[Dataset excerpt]
--- Start ---

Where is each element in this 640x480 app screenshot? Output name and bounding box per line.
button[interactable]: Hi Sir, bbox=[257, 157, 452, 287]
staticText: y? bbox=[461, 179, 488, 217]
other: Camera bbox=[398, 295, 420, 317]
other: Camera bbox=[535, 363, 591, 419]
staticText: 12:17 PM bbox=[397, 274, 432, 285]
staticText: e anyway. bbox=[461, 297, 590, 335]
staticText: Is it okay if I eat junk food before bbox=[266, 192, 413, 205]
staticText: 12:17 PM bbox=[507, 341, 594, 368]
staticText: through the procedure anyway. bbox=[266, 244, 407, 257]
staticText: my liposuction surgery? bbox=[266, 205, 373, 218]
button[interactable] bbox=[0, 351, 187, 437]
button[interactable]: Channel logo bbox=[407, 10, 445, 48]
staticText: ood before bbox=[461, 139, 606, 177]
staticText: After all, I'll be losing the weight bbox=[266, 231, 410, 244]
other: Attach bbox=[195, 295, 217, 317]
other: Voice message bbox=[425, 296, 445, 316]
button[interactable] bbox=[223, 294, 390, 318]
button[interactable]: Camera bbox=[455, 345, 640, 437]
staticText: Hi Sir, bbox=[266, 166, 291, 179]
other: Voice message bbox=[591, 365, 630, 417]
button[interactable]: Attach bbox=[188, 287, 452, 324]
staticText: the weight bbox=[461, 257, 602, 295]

--- End ---

**WRITTEN EXERCISE**
Copy the lines above, from the first line of the excerpt through the line containing "staticText: Hi Sir, bbox=[266, 166, 291, 179]", including both ends.

**CORRECT OUTPUT**
Where is each element in this 640x480 app screenshot? Output name and bounding box per line.
button[interactable]: Hi Sir, bbox=[257, 157, 452, 287]
staticText: y? bbox=[461, 179, 488, 217]
other: Camera bbox=[398, 295, 420, 317]
other: Camera bbox=[535, 363, 591, 419]
staticText: 12:17 PM bbox=[397, 274, 432, 285]
staticText: e anyway. bbox=[461, 297, 590, 335]
staticText: Is it okay if I eat junk food before bbox=[266, 192, 413, 205]
staticText: 12:17 PM bbox=[507, 341, 594, 368]
staticText: through the procedure anyway. bbox=[266, 244, 407, 257]
staticText: my liposuction surgery? bbox=[266, 205, 373, 218]
button[interactable] bbox=[0, 351, 187, 437]
button[interactable]: Channel logo bbox=[407, 10, 445, 48]
staticText: ood before bbox=[461, 139, 606, 177]
staticText: After all, I'll be losing the weight bbox=[266, 231, 410, 244]
other: Attach bbox=[195, 295, 217, 317]
other: Voice message bbox=[425, 296, 445, 316]
button[interactable] bbox=[223, 294, 390, 318]
button[interactable]: Camera bbox=[455, 345, 640, 437]
staticText: Hi Sir, bbox=[266, 166, 291, 179]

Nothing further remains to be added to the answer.